YOUR TASKS:
**A)** In the court opinion on the First National Bank appeal, on what date was the original judgment against Griffith Phillips entered?
**B)** List every docket number, with its term, that the court opinion on the First National Bank appeal cites for the proceedings against Griffith Phillips.
**C)** Continue the court opinion on the First National Bank appeal from its final sentence.

TEXT SEGMENT:
Appeal of the First National Bank

Mr. Justice Clark

delivered the opinion of the court,

This appeal is taken from the decree of the Court of Common Pleas of Sullivan County, opening a judgment entered in said court, in favor of Edward Lyon, to the use of the First National Bank of Muncy, against Griffith Phillips.

The judgment was originally entered on the 19th February 1869, upon a single bill, with warrant of attorney annexed, to No 53 February Term 1869, for the sum of $800; it was revived by scire facias, issued on the 19th February 1874, to No. 89 February Term, 1874; judgment entered March 4,1876 for $467.76. A scire facias was again issued to No. 35 February Term, 1881, but before judgment, a rule was entered to show cause why the judgment, entered March 4, 1876, should not be opened and the defendant let into a defence. Upon examination of the testimony taken upon this rule, the matters urged by way of defence were found to go to the merits of the original judgment, entered to No. 53 February Term 1869, whereupon the court in the exercise of its discretion, under a power which it undoubtedly possessed, opened not only the judgment upon the scire facias but the original judgment also, and the defendant was let into a full defence. The *71opening of a judgment as we have said in a great many cases, is a matter for the exercise of the sound discretion of the court; the Act of 4th April 1877, which provides for an appeal, has not changed the law in that respect: Earley’s Appeal, 9 Norris, 321. Where an appeal is authorized, the only question which can arise for determination in this court is, whether that discretion lias "been rightly exercised.

It is true the defendant’s application extended to the judgment on the scire facias only, but we do not regard the action of the court as being in excess of its powers on that account. In an application to open one judgment the court might not perhaps open another which is altogether distinct and independent from it; but the original judgment here was the basis upon which the revived judgment rested; it constituted the cause of action upon which the scire facias proceeded; the entire record of both was but the record of one cause. The opening or reversal of the revived judgment it is true would not disturb the original but it was certainly within the equitable [lowers of the court, in this form of proceeding, to extend the operation of the rule, so as to reach the whole ease and give the defendant such relief as by the testimony lie was shown to be entitled.

SOURCE DATA:

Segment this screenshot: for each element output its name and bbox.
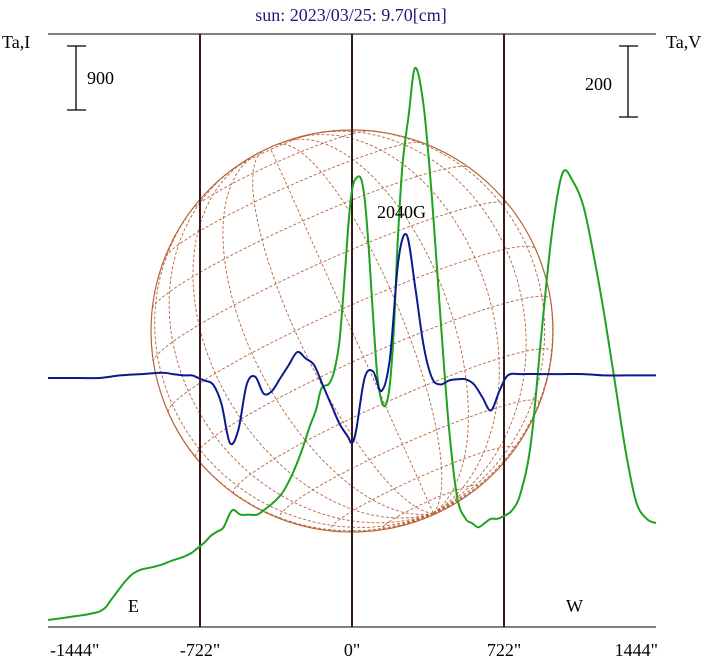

TASK RESPONSES:
**A)** 19th February 1869

**B)**
No. 53 February Term 1869
No. 89 February Term 1874
No. 35 February Term 1881

**C)**
Moreover the Act of 4th April 1877, which provides for an appeal, only extends to decisions of the court in the opening of judgments, “entered by virtue of a warrant of attorney or ini judgment notes ” where the defendant has neither bearing nor notice; it does not extend to judgments revived by scire facias as the reason for its enactment does not there exist. In Lamb's Appeal, 8 Norris, 407, the application was by the defendant to open the original judgment entered upon a judgment note, and also a series of revivals thereof; it was there held that the Act was intended to apply only to judgments remaining unchanged by subsequent judicial proceedings, and when the defendant never had his day in court. A judgment upon a scire facias duly served, whether taken for want of an appearance, plea, or affidavit of defence, or by confession in the ordinary form, is not a judgment entered upon a warrant of attorney; to secure the right of appeal the remedy must therefore be exercised before revival; for, as the present Chief Justice said in Lamb’s Appeal, supra, “it would be a strange application of equitable principles to hold that no appeal will lie for a refusal to open the revived judgment, yet that it will to a refusal to open the original judgment on which the latter judgment rests.”

It is equally clear that if in such case the defendant can have no appeal, in the event of a refusal to open, the plaintiff *72can have none when the decision is otherwise. It follows therefore that the appeal in this ease is not authorized by law.

Appeal quashed.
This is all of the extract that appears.